* [Stored dataset items]
------------------------------------

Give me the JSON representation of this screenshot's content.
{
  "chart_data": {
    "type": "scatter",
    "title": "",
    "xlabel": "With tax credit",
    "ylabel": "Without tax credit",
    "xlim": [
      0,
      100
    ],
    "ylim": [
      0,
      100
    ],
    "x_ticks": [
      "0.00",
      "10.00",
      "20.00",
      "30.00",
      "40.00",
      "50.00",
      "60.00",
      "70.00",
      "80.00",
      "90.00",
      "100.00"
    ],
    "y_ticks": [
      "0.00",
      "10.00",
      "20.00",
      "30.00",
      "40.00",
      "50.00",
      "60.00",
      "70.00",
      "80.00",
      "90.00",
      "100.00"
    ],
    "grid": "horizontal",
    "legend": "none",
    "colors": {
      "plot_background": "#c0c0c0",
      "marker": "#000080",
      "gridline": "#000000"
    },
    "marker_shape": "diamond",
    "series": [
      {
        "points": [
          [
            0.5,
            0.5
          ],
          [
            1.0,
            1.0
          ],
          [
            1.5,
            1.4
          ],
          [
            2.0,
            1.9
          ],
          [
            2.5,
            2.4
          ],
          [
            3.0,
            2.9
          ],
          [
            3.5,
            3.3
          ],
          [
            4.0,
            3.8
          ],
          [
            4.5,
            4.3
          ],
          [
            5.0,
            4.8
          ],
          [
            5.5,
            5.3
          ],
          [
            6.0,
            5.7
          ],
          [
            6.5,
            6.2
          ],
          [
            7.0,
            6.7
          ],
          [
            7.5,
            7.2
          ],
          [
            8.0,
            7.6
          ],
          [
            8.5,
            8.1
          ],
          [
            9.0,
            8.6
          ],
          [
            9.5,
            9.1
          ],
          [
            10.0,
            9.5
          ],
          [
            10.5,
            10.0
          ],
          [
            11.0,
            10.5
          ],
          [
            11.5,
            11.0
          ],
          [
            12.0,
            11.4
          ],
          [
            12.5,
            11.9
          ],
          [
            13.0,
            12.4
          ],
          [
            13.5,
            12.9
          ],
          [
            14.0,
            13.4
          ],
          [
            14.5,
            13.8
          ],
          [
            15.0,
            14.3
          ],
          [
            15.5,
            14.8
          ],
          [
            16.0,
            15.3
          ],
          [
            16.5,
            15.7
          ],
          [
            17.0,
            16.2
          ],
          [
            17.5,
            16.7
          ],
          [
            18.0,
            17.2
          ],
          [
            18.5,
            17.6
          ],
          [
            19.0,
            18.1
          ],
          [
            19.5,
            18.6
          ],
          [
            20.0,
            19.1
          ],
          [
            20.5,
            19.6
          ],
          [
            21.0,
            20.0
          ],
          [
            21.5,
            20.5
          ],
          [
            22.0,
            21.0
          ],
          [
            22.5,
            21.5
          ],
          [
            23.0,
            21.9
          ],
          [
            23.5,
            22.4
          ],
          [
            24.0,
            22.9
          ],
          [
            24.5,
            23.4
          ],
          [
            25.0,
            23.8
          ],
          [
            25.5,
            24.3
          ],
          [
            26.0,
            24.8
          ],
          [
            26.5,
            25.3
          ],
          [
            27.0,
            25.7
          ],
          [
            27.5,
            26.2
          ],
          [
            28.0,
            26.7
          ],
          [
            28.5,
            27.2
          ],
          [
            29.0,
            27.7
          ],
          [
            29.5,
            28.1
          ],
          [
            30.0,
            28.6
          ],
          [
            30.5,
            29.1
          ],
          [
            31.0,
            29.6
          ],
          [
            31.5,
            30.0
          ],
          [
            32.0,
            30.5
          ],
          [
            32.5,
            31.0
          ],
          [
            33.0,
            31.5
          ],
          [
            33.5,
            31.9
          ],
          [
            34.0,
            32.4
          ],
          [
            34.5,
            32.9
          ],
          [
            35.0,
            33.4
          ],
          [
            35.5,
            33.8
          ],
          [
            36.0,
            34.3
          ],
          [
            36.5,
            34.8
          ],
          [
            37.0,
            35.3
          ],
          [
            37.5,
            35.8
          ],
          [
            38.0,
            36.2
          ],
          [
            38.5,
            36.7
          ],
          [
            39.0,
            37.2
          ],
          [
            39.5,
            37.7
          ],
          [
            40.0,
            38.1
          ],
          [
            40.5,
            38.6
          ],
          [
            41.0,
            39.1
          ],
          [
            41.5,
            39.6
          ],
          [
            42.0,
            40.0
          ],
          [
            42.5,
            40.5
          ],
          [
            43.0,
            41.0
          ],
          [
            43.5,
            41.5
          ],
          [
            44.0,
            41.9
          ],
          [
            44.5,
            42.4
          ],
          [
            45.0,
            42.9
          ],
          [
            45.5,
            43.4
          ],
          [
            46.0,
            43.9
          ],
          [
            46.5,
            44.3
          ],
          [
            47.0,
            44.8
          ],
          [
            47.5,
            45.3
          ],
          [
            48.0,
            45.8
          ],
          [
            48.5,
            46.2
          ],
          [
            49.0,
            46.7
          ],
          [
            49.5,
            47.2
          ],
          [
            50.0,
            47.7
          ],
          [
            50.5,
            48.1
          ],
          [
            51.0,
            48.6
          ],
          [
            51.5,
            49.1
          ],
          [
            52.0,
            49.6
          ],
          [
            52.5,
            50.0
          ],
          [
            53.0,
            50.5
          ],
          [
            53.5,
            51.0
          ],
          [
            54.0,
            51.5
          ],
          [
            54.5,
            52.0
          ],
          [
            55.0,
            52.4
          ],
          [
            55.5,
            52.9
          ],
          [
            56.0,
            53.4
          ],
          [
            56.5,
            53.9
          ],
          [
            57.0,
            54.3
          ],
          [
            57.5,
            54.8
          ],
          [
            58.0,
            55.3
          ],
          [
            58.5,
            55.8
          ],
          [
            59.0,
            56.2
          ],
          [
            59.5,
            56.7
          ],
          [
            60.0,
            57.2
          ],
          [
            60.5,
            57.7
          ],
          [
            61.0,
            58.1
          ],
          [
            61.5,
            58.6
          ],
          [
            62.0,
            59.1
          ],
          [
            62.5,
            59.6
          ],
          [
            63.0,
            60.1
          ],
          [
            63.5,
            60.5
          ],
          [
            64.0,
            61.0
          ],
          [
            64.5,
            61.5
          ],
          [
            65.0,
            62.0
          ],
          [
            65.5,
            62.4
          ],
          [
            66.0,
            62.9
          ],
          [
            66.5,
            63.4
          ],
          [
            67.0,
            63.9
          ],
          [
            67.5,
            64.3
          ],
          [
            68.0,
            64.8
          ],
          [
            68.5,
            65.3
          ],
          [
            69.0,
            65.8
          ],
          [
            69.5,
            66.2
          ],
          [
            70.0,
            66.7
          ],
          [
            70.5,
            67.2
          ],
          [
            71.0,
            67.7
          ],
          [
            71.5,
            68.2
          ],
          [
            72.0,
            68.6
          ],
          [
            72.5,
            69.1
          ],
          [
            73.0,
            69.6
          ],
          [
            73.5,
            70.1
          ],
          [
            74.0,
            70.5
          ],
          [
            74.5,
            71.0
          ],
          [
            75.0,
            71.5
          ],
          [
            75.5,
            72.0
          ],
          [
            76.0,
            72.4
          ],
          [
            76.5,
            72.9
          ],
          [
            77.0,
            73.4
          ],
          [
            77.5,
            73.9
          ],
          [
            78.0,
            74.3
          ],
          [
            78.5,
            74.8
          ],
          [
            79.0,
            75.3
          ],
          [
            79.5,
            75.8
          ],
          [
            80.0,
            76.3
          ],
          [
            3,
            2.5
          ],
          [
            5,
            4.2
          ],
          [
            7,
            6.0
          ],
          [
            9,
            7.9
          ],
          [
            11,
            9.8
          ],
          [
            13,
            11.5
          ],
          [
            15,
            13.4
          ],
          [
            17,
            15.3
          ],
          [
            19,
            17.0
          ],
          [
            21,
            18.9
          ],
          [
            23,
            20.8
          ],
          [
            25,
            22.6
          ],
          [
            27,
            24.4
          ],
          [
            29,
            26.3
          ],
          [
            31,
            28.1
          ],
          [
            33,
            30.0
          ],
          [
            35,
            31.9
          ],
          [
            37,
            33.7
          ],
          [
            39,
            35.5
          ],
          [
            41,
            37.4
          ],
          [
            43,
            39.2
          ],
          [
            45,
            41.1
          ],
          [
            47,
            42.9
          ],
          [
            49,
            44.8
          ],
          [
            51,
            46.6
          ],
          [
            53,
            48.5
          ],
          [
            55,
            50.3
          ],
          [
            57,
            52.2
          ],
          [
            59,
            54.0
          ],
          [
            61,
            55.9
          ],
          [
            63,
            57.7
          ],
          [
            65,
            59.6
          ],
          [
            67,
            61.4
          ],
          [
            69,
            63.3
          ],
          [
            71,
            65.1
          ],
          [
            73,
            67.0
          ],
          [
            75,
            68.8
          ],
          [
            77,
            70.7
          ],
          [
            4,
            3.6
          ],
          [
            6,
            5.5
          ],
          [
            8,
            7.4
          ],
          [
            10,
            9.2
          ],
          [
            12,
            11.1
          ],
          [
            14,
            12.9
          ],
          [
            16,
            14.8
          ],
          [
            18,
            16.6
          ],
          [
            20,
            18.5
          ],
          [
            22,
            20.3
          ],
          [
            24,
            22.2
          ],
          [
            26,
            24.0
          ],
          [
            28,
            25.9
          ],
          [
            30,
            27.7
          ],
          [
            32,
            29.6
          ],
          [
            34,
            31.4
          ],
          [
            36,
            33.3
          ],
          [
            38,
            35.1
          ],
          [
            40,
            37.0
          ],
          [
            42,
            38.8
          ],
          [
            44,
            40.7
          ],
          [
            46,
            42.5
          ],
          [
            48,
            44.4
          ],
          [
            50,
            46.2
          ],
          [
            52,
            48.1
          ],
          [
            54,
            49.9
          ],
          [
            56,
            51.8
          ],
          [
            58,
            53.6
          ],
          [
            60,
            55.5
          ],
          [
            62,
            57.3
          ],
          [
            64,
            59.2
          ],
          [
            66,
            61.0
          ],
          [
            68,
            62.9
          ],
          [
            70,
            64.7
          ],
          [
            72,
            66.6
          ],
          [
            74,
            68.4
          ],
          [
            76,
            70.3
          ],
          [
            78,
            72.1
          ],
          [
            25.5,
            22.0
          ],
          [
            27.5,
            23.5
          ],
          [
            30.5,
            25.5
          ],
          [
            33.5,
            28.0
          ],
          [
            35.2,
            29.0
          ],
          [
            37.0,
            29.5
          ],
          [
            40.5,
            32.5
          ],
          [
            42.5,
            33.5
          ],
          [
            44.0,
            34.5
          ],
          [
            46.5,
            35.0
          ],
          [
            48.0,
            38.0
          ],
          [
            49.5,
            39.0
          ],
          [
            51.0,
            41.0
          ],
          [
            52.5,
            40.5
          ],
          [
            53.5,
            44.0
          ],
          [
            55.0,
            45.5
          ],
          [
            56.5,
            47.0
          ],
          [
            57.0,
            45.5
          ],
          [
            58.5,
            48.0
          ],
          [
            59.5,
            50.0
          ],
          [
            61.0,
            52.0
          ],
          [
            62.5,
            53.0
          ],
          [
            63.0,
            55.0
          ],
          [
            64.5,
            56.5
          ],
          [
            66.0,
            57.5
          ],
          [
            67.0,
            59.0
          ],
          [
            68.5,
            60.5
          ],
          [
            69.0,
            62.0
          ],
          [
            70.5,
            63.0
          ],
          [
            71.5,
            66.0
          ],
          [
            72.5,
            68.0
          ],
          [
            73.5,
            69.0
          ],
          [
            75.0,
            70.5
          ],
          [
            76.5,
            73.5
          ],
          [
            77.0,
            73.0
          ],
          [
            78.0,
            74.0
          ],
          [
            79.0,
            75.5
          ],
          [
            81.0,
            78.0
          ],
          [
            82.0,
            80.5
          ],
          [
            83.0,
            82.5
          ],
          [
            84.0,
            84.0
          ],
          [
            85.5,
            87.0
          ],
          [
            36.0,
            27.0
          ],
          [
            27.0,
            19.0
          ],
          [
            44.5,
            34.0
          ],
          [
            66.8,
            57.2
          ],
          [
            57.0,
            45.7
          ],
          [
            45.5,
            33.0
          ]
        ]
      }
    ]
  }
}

------------------------------------

* [WORK TO COMPLETE] Show the lines where the word "credit" appears in the entries.

* [THE ANSWER]
    "xlabel": "With tax credit",
    "ylabel": "Without tax credit",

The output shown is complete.